> Your objective: Every entry here needs to be repeated exactly.

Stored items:
|---|
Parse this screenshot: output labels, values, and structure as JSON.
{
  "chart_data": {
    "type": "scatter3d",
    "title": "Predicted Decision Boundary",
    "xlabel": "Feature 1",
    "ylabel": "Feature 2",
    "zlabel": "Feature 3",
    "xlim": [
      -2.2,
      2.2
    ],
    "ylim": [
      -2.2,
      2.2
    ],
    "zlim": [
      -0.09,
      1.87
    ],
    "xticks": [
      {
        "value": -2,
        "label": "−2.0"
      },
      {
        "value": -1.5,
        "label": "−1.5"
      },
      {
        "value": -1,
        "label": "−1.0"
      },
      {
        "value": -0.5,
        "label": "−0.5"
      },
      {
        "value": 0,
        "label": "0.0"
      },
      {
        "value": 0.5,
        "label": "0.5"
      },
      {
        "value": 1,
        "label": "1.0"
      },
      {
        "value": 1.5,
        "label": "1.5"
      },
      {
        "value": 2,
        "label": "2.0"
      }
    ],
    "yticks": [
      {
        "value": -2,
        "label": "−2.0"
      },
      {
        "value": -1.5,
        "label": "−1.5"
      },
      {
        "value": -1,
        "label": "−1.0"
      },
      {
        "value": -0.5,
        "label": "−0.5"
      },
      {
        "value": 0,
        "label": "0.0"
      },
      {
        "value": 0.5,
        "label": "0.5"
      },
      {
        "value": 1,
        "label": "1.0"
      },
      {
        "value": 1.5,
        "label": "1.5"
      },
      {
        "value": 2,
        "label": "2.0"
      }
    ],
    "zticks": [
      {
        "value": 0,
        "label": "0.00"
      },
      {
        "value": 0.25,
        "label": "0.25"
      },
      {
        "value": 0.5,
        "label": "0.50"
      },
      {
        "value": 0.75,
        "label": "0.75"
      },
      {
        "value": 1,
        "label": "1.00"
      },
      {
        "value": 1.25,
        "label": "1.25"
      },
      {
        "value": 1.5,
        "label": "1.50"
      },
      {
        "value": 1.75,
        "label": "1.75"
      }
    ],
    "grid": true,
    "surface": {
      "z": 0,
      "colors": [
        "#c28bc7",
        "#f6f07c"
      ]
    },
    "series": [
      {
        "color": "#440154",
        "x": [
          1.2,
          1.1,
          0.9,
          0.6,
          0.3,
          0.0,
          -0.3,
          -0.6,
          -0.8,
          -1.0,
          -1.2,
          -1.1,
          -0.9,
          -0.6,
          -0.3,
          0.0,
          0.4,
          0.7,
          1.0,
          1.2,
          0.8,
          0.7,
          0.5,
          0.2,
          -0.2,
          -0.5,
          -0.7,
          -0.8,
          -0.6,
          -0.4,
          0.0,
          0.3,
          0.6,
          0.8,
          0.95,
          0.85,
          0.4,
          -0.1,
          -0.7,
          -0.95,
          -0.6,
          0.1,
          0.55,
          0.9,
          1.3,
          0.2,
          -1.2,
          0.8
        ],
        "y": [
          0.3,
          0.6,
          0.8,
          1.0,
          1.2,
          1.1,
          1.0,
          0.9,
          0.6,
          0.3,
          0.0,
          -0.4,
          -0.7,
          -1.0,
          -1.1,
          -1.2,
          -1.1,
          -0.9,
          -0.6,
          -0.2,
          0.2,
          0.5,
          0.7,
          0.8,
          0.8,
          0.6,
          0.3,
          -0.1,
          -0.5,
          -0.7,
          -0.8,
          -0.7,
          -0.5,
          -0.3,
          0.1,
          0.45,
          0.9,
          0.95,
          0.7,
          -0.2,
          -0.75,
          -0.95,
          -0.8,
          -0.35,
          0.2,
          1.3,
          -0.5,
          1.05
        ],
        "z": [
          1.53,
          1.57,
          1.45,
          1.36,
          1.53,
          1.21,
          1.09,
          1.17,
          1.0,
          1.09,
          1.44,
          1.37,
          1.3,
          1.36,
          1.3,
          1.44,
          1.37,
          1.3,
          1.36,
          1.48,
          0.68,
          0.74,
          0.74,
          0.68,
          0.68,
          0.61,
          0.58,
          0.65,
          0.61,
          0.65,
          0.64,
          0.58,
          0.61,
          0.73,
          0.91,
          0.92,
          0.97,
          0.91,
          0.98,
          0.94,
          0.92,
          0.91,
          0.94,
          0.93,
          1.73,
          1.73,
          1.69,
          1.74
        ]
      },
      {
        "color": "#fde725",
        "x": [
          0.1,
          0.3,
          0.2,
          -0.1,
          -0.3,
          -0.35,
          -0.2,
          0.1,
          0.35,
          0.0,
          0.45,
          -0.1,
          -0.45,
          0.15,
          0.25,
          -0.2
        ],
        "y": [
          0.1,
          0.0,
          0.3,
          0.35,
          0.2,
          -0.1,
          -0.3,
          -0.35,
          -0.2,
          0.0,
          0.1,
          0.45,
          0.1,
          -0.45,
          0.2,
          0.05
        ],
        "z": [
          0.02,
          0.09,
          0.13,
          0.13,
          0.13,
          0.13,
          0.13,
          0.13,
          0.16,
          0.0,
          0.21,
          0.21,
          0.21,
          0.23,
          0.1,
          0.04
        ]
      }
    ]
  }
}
|---|
> Answer to this problem:
Parse this screenshot: output labels, values, and structure as JSON.
{
  "chart_data": {
    "type": "scatter3d",
    "title": "Predicted Decision Boundary",
    "xlabel": "Feature 1",
    "ylabel": "Feature 2",
    "zlabel": "Feature 3",
    "xlim": [
      -2.2,
      2.2
    ],
    "ylim": [
      -2.2,
      2.2
    ],
    "zlim": [
      -0.09,
      1.87
    ],
    "xticks": [
      {
        "value": -2,
        "label": "−2.0"
      },
      {
        "value": -1.5,
        "label": "−1.5"
      },
      {
        "value": -1,
        "label": "−1.0"
      },
      {
        "value": -0.5,
        "label": "−0.5"
      },
      {
        "value": 0,
        "label": "0.0"
      },
      {
        "value": 0.5,
        "label": "0.5"
      },
      {
        "value": 1,
        "label": "1.0"
      },
      {
        "value": 1.5,
        "label": "1.5"
      },
      {
        "value": 2,
        "label": "2.0"
      }
    ],
    "yticks": [
      {
        "value": -2,
        "label": "−2.0"
      },
      {
        "value": -1.5,
        "label": "−1.5"
      },
      {
        "value": -1,
        "label": "−1.0"
      },
      {
        "value": -0.5,
        "label": "−0.5"
      },
      {
        "value": 0,
        "label": "0.0"
      },
      {
        "value": 0.5,
        "label": "0.5"
      },
      {
        "value": 1,
        "label": "1.0"
      },
      {
        "value": 1.5,
        "label": "1.5"
      },
      {
        "value": 2,
        "label": "2.0"
      }
    ],
    "zticks": [
      {
        "value": 0,
        "label": "0.00"
      },
      {
        "value": 0.25,
        "label": "0.25"
      },
      {
        "value": 0.5,
        "label": "0.50"
      },
      {
        "value": 0.75,
        "label": "0.75"
      },
      {
        "value": 1,
        "label": "1.00"
      },
      {
        "value": 1.25,
        "label": "1.25"
      },
      {
        "value": 1.5,
        "label": "1.50"
      },
      {
        "value": 1.75,
        "label": "1.75"
      }
    ],
    "grid": true,
    "surface": {
      "z": 0,
      "colors": [
        "#c28bc7",
        "#f6f07c"
      ]
    },
    "series": [
      {
        "color": "#440154",
        "x": [
          1.2,
          1.1,
          0.9,
          0.6,
          0.3,
          0.0,
          -0.3,
          -0.6,
          -0.8,
          -1.0,
          -1.2,
          -1.1,
          -0.9,
          -0.6,
          -0.3,
          0.0,
          0.4,
          0.7,
          1.0,
          1.2,
          0.8,
          0.7,
          0.5,
          0.2,
          -0.2,
          -0.5,
          -0.7,
          -0.8,
          -0.6,
          -0.4,
          0.0,
          0.3,
          0.6,
          0.8,
          0.95,
          0.85,
          0.4,
          -0.1,
          -0.7,
          -0.95,
          -0.6,
          0.1,
          0.55,
          0.9,
          1.3,
          0.2,
          -1.2,
          0.8
        ],
        "y": [
          0.3,
          0.6,
          0.8,
          1.0,
          1.2,
          1.1,
          1.0,
          0.9,
          0.6,
          0.3,
          0.0,
          -0.4,
          -0.7,
          -1.0,
          -1.1,
          -1.2,
          -1.1,
          -0.9,
          -0.6,
          -0.2,
          0.2,
          0.5,
          0.7,
          0.8,
          0.8,
          0.6,
          0.3,
          -0.1,
          -0.5,
          -0.7,
          -0.8,
          -0.7,
          -0.5,
          -0.3,
          0.1,
          0.45,
          0.9,
          0.95,
          0.7,
          -0.2,
          -0.75,
          -0.95,
          -0.8,
          -0.35,
          0.2,
          1.3,
          -0.5,
          1.05
        ],
        "z": [
          1.53,
          1.57,
          1.45,
          1.36,
          1.53,
          1.21,
          1.09,
          1.17,
          1.0,
          1.09,
          1.44,
          1.37,
          1.3,
          1.36,
          1.3,
          1.44,
          1.37,
          1.3,
          1.36,
          1.48,
          0.68,
          0.74,
          0.74,
          0.68,
          0.68,
          0.61,
          0.58,
          0.65,
          0.61,
          0.65,
          0.64,
          0.58,
          0.61,
          0.73,
          0.91,
          0.92,
          0.97,
          0.91,
          0.98,
          0.94,
          0.92,
          0.91,
          0.94,
          0.93,
          1.73,
          1.73,
          1.69,
          1.74
        ]
      },
      {
        "color": "#fde725",
        "x": [
          0.1,
          0.3,
          0.2,
          -0.1,
          -0.3,
          -0.35,
          -0.2,
          0.1,
          0.35,
          0.0,
          0.45,
          -0.1,
          -0.45,
          0.15,
          0.25,
          -0.2
        ],
        "y": [
          0.1,
          0.0,
          0.3,
          0.35,
          0.2,
          -0.1,
          -0.3,
          -0.35,
          -0.2,
          0.0,
          0.1,
          0.45,
          0.1,
          -0.45,
          0.2,
          0.05
        ],
        "z": [
          0.02,
          0.09,
          0.13,
          0.13,
          0.13,
          0.13,
          0.13,
          0.13,
          0.16,
          0.0,
          0.21,
          0.21,
          0.21,
          0.23,
          0.1,
          0.04
        ]
      }
    ]
  }
}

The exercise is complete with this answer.